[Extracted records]
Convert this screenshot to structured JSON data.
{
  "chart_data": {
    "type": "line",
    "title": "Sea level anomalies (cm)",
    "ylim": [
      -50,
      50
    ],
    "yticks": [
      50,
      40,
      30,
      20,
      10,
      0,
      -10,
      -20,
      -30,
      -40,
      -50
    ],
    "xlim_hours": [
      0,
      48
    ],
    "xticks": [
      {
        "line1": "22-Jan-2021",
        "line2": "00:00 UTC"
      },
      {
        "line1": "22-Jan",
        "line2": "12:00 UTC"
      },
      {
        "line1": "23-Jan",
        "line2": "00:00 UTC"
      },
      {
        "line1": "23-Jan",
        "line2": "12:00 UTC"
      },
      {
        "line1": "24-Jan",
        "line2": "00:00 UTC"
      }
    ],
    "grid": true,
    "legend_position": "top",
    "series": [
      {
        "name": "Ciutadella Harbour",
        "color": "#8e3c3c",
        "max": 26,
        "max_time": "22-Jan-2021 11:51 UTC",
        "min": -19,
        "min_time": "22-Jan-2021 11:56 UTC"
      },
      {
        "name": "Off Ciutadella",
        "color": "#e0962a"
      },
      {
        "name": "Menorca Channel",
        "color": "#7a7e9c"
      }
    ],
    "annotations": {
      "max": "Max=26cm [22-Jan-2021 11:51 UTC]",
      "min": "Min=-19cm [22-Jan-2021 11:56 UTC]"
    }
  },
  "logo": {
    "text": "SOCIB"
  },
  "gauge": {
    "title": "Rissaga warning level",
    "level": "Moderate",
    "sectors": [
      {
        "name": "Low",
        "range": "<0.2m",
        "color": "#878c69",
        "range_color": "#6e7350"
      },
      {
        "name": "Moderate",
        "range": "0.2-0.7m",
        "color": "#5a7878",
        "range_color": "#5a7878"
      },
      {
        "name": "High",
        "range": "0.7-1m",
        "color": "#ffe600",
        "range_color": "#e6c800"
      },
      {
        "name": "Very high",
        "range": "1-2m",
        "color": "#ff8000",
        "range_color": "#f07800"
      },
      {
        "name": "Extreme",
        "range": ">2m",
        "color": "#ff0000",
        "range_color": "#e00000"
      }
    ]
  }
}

▶ Task objective
Each line above that holds the string "Ciutadella" should be copied and shown.

▶ Solution for this problem
        "name": "Ciutadella Harbour",
        "name": "Off Ciutadella",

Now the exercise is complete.